* _Short problem_
Search the material for the word "Flux" and report each line where it turns up.

* _Extracted material_
※ ※ ※

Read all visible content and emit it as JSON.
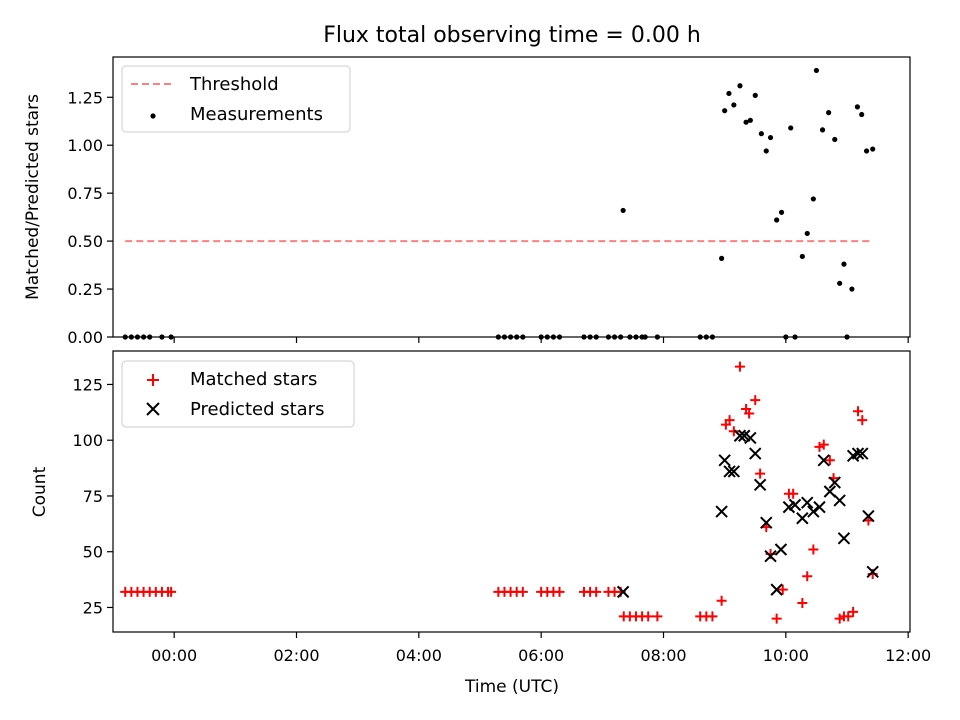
{
  "title": "Flux total observing time = 0.00 h",
  "colors": {
    "threshold": "#ff7f7f",
    "measurements": "#000000",
    "matched": "#ff0000",
    "predicted": "#000000"
  },
  "chart_data": [
    {
      "type": "scatter",
      "title": "Flux total observing time = 0.00 h",
      "xlabel": "",
      "ylabel": "Matched/Predicted stars",
      "xlim": [
        -1.0,
        12.03
      ],
      "ylim": [
        0,
        1.46
      ],
      "x_ticks": [
        "00:00",
        "02:00",
        "04:00",
        "06:00",
        "08:00",
        "10:00",
        "12:00"
      ],
      "y_ticks": [
        "0.00",
        "0.25",
        "0.50",
        "0.75",
        "1.00",
        "1.25"
      ],
      "legend": {
        "position": "upper-left",
        "entries": [
          "Threshold",
          "Measurements"
        ]
      },
      "threshold": {
        "name": "Threshold",
        "y": 0.5,
        "x_range": [
          -0.8,
          11.4
        ],
        "style": "dashed"
      },
      "series": [
        {
          "name": "Measurements",
          "points": [
            [
              -0.8,
              0
            ],
            [
              -0.7,
              0
            ],
            [
              -0.6,
              0
            ],
            [
              -0.5,
              0
            ],
            [
              -0.4,
              0
            ],
            [
              -0.2,
              0
            ],
            [
              -0.05,
              0
            ],
            [
              5.3,
              0
            ],
            [
              5.4,
              0
            ],
            [
              5.5,
              0
            ],
            [
              5.6,
              0
            ],
            [
              5.7,
              0
            ],
            [
              6.0,
              0
            ],
            [
              6.1,
              0
            ],
            [
              6.2,
              0
            ],
            [
              6.3,
              0
            ],
            [
              6.7,
              0
            ],
            [
              6.8,
              0
            ],
            [
              6.9,
              0
            ],
            [
              7.1,
              0
            ],
            [
              7.2,
              0
            ],
            [
              7.3,
              0
            ],
            [
              7.34,
              0.66
            ],
            [
              7.45,
              0
            ],
            [
              7.55,
              0
            ],
            [
              7.65,
              0
            ],
            [
              7.7,
              0
            ],
            [
              7.9,
              0
            ],
            [
              8.6,
              0
            ],
            [
              8.7,
              0
            ],
            [
              8.8,
              0
            ],
            [
              8.95,
              0.41
            ],
            [
              9.0,
              1.18
            ],
            [
              9.07,
              1.27
            ],
            [
              9.15,
              1.21
            ],
            [
              9.25,
              1.31
            ],
            [
              9.35,
              1.12
            ],
            [
              9.42,
              1.13
            ],
            [
              9.5,
              1.26
            ],
            [
              9.6,
              1.06
            ],
            [
              9.68,
              0.97
            ],
            [
              9.75,
              1.04
            ],
            [
              9.85,
              0.61
            ],
            [
              9.93,
              0.65
            ],
            [
              10.0,
              0
            ],
            [
              10.08,
              1.09
            ],
            [
              10.15,
              0
            ],
            [
              10.27,
              0.42
            ],
            [
              10.35,
              0.54
            ],
            [
              10.45,
              0.72
            ],
            [
              10.5,
              1.39
            ],
            [
              10.6,
              1.08
            ],
            [
              10.7,
              1.17
            ],
            [
              10.8,
              1.03
            ],
            [
              10.88,
              0.28
            ],
            [
              10.95,
              0.38
            ],
            [
              11.0,
              0
            ],
            [
              11.08,
              0.25
            ],
            [
              11.17,
              1.2
            ],
            [
              11.24,
              1.16
            ],
            [
              11.32,
              0.97
            ],
            [
              11.42,
              0.98
            ]
          ]
        }
      ]
    },
    {
      "type": "scatter",
      "title": "",
      "xlabel": "Time (UTC)",
      "ylabel": "Count",
      "xlim": [
        -1.0,
        12.03
      ],
      "ylim": [
        14,
        140
      ],
      "x_ticks": [
        "00:00",
        "02:00",
        "04:00",
        "06:00",
        "08:00",
        "10:00",
        "12:00"
      ],
      "y_ticks": [
        "25",
        "50",
        "75",
        "100",
        "125"
      ],
      "legend": {
        "position": "upper-left",
        "entries": [
          "Matched stars",
          "Predicted stars"
        ]
      },
      "series": [
        {
          "name": "Matched stars",
          "marker": "plus",
          "points": [
            [
              -0.8,
              32
            ],
            [
              -0.7,
              32
            ],
            [
              -0.6,
              32
            ],
            [
              -0.5,
              32
            ],
            [
              -0.4,
              32
            ],
            [
              -0.3,
              32
            ],
            [
              -0.2,
              32
            ],
            [
              -0.1,
              32
            ],
            [
              -0.05,
              32
            ],
            [
              5.3,
              32
            ],
            [
              5.4,
              32
            ],
            [
              5.5,
              32
            ],
            [
              5.6,
              32
            ],
            [
              5.7,
              32
            ],
            [
              6.0,
              32
            ],
            [
              6.1,
              32
            ],
            [
              6.2,
              32
            ],
            [
              6.3,
              32
            ],
            [
              6.7,
              32
            ],
            [
              6.8,
              32
            ],
            [
              6.9,
              32
            ],
            [
              7.1,
              32
            ],
            [
              7.2,
              32
            ],
            [
              7.3,
              32
            ],
            [
              7.35,
              21
            ],
            [
              7.45,
              21
            ],
            [
              7.55,
              21
            ],
            [
              7.65,
              21
            ],
            [
              7.75,
              21
            ],
            [
              7.9,
              21
            ],
            [
              8.6,
              21
            ],
            [
              8.7,
              21
            ],
            [
              8.8,
              21
            ],
            [
              8.95,
              28
            ],
            [
              9.02,
              107
            ],
            [
              9.08,
              109
            ],
            [
              9.15,
              104
            ],
            [
              9.25,
              133
            ],
            [
              9.35,
              114
            ],
            [
              9.4,
              112
            ],
            [
              9.5,
              118
            ],
            [
              9.58,
              85
            ],
            [
              9.68,
              61
            ],
            [
              9.75,
              49
            ],
            [
              9.85,
              20
            ],
            [
              9.95,
              33
            ],
            [
              10.05,
              76
            ],
            [
              10.12,
              76
            ],
            [
              10.27,
              27
            ],
            [
              10.35,
              39
            ],
            [
              10.45,
              51
            ],
            [
              10.55,
              97
            ],
            [
              10.62,
              98
            ],
            [
              10.72,
              91
            ],
            [
              10.78,
              83
            ],
            [
              10.88,
              20
            ],
            [
              10.95,
              21
            ],
            [
              11.02,
              21
            ],
            [
              11.1,
              23
            ],
            [
              11.18,
              113
            ],
            [
              11.25,
              109
            ],
            [
              11.35,
              64
            ],
            [
              11.42,
              40
            ]
          ]
        },
        {
          "name": "Predicted stars",
          "marker": "x",
          "points": [
            [
              7.34,
              32
            ],
            [
              8.95,
              68
            ],
            [
              9.0,
              91
            ],
            [
              9.08,
              86
            ],
            [
              9.15,
              86
            ],
            [
              9.25,
              102
            ],
            [
              9.32,
              102
            ],
            [
              9.42,
              101
            ],
            [
              9.5,
              94
            ],
            [
              9.58,
              80
            ],
            [
              9.68,
              63
            ],
            [
              9.75,
              48
            ],
            [
              9.85,
              33
            ],
            [
              9.92,
              51
            ],
            [
              10.05,
              70
            ],
            [
              10.15,
              71
            ],
            [
              10.27,
              65
            ],
            [
              10.35,
              72
            ],
            [
              10.45,
              68
            ],
            [
              10.55,
              70
            ],
            [
              10.62,
              91
            ],
            [
              10.72,
              77
            ],
            [
              10.8,
              81
            ],
            [
              10.88,
              73
            ],
            [
              10.95,
              56
            ],
            [
              11.1,
              93
            ],
            [
              11.18,
              94
            ],
            [
              11.25,
              94
            ],
            [
              11.35,
              66
            ],
            [
              11.42,
              41
            ]
          ]
        }
      ]
    }
  ]
}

※ ※ ※

* _The solution_
  "title": "Flux total observing time = 0.00 h",
      "title": "Flux total observing time = 0.00 h",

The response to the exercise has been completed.